Copy each line below in which the string "pictures" occurs.

— start of Given data —

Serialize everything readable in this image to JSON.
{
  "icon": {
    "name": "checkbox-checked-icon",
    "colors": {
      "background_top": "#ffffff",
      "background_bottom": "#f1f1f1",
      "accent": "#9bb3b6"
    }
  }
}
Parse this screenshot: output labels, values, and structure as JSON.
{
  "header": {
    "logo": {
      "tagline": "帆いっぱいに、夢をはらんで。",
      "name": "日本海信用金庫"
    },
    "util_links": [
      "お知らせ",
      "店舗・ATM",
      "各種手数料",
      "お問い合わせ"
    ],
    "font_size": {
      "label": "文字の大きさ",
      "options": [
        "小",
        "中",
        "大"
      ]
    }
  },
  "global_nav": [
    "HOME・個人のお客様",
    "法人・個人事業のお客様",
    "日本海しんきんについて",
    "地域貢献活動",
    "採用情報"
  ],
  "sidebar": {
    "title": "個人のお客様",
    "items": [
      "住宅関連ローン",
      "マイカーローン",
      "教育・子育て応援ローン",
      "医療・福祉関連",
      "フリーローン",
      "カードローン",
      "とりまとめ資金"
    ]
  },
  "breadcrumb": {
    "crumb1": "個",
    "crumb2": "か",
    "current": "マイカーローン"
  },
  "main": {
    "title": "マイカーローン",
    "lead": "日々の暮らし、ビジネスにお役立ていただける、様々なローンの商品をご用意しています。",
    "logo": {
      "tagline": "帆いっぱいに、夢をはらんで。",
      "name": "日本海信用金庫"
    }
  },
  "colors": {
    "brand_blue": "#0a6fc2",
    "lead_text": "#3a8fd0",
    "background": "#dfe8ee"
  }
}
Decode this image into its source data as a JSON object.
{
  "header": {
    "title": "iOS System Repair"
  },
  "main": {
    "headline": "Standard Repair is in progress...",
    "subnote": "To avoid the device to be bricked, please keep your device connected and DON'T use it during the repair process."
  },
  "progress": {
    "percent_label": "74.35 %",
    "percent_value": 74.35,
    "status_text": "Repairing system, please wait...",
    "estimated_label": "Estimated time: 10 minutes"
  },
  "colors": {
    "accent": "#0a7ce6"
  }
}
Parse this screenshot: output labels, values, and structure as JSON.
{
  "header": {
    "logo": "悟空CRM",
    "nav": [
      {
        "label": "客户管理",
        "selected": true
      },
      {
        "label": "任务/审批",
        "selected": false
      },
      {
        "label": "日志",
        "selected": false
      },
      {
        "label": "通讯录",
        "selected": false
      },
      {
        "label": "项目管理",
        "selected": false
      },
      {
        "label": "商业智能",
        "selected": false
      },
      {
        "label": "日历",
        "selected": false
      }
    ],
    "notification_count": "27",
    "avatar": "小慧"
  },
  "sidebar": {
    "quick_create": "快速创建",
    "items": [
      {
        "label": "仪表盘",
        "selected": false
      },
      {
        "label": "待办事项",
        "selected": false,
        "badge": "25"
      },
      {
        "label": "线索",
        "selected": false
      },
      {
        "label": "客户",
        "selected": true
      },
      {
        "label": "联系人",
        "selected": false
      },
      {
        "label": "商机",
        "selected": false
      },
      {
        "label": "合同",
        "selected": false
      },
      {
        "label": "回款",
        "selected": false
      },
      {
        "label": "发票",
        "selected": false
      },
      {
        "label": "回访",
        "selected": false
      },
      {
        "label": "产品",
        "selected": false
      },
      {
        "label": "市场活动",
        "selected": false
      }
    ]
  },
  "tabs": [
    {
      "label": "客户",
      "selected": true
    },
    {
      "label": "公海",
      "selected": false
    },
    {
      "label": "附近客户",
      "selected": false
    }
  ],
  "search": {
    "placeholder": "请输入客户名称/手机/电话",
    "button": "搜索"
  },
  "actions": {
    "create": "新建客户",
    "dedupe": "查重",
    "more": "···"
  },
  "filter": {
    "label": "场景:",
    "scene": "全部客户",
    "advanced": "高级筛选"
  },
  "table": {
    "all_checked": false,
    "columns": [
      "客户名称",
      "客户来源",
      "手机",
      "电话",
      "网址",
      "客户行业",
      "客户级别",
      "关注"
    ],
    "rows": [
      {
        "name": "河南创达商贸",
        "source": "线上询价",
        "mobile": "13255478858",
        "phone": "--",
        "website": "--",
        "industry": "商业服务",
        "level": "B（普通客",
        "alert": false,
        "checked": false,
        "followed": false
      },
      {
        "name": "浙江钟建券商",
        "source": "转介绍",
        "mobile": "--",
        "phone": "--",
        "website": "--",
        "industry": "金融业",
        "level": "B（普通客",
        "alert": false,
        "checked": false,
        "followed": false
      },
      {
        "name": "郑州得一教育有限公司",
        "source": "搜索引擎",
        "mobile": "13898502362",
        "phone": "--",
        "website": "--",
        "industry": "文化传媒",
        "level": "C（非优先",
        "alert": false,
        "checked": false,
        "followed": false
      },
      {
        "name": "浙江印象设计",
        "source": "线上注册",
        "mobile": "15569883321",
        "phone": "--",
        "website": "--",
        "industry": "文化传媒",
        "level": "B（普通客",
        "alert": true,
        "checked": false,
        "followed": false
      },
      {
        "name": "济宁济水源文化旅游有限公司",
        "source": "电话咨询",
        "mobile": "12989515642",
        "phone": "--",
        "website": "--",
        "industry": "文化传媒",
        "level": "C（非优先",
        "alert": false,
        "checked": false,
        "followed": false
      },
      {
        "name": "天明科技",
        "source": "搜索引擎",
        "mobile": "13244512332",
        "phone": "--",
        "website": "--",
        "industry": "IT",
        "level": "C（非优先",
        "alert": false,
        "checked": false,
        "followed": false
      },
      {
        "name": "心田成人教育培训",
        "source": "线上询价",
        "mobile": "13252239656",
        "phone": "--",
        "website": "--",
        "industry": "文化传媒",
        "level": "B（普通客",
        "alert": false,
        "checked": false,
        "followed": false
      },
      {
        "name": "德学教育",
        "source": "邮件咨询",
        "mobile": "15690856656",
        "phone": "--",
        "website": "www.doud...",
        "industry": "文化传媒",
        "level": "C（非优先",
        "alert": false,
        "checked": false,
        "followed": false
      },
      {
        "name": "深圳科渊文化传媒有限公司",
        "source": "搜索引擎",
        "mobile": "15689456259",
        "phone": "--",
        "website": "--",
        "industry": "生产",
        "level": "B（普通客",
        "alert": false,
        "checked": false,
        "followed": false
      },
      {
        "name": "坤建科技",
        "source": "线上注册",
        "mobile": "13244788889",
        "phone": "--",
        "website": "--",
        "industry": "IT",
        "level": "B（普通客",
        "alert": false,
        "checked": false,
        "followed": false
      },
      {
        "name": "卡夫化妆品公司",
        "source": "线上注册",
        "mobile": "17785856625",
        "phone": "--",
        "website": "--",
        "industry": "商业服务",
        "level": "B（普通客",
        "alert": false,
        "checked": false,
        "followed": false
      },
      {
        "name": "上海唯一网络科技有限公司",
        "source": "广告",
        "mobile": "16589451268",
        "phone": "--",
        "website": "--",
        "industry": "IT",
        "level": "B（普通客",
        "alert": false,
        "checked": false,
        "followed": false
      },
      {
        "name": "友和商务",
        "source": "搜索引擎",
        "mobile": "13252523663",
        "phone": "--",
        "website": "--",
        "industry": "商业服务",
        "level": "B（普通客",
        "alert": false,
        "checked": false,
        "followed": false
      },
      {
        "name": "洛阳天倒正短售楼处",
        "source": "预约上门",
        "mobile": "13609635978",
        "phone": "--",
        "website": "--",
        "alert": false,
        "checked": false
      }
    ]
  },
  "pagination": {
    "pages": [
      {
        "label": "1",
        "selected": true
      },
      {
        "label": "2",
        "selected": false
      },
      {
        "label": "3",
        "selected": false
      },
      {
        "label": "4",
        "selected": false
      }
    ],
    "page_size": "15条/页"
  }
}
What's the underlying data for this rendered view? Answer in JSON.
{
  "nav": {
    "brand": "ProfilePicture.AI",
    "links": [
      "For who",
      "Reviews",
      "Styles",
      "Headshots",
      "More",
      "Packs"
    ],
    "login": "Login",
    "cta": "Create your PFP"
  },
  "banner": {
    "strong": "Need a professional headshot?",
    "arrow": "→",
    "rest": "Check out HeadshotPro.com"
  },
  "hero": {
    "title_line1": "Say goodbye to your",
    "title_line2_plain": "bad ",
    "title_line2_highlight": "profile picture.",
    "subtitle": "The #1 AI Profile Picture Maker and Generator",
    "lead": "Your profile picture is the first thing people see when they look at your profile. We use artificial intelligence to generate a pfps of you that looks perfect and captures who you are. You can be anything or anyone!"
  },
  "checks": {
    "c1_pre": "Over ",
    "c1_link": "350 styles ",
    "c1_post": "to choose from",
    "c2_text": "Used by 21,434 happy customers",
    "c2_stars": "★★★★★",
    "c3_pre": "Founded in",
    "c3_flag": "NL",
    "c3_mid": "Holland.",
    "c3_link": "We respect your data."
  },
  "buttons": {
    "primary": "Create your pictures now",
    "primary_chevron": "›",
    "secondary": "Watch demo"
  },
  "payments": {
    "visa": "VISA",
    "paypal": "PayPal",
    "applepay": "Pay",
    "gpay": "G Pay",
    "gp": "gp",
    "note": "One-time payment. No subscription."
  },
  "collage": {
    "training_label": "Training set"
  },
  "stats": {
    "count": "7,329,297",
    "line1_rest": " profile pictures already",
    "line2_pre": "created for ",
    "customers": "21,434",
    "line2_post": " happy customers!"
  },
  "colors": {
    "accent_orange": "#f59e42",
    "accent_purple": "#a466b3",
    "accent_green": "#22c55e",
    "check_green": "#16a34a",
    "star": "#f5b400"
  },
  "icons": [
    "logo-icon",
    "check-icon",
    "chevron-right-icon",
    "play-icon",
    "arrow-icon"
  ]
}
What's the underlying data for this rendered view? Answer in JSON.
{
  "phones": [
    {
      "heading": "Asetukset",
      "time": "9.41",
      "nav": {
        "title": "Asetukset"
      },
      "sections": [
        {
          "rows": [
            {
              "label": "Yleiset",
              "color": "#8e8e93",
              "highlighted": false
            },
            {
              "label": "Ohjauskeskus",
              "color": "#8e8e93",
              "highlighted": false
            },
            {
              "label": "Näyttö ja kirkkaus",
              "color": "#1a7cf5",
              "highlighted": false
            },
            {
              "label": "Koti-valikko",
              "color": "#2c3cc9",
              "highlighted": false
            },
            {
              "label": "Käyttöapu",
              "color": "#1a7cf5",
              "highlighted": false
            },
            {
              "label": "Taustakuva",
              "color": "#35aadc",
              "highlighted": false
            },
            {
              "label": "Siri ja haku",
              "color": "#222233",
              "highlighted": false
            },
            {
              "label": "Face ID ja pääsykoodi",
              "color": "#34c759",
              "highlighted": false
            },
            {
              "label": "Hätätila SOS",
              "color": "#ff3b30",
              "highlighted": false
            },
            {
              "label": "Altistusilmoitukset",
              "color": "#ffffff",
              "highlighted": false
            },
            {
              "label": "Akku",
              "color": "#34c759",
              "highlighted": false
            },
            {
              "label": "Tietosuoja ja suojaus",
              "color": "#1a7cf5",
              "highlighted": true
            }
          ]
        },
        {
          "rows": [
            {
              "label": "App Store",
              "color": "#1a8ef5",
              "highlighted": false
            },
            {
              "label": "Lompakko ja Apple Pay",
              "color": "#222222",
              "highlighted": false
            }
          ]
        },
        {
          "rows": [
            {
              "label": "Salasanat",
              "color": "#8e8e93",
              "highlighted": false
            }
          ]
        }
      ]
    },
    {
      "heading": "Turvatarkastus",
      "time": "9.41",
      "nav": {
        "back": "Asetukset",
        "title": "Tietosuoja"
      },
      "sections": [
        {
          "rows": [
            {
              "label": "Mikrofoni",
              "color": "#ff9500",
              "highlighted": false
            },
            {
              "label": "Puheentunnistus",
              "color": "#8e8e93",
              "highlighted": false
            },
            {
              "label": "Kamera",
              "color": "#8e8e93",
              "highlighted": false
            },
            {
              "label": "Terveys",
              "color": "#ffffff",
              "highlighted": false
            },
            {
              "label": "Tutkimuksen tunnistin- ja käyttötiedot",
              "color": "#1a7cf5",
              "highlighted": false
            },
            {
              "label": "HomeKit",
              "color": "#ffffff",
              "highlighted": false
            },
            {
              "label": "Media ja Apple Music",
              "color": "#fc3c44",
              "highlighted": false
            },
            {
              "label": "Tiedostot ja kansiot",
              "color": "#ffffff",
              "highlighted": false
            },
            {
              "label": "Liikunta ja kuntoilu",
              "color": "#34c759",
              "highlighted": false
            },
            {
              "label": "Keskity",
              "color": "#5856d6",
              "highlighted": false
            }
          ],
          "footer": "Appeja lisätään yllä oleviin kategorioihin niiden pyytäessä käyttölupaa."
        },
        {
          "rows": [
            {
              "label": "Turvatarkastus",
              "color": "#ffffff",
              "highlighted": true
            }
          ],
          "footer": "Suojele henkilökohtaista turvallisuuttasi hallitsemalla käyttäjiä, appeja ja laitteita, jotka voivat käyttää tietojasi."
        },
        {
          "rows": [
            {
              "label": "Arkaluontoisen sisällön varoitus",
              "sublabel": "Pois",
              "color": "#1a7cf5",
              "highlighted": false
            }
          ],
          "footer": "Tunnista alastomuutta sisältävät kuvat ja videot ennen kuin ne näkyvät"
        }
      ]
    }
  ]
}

— end of Given data —

- [Worked answer]:
    "primary": "Create your pictures now",
    "line1_rest": " profile pictures already",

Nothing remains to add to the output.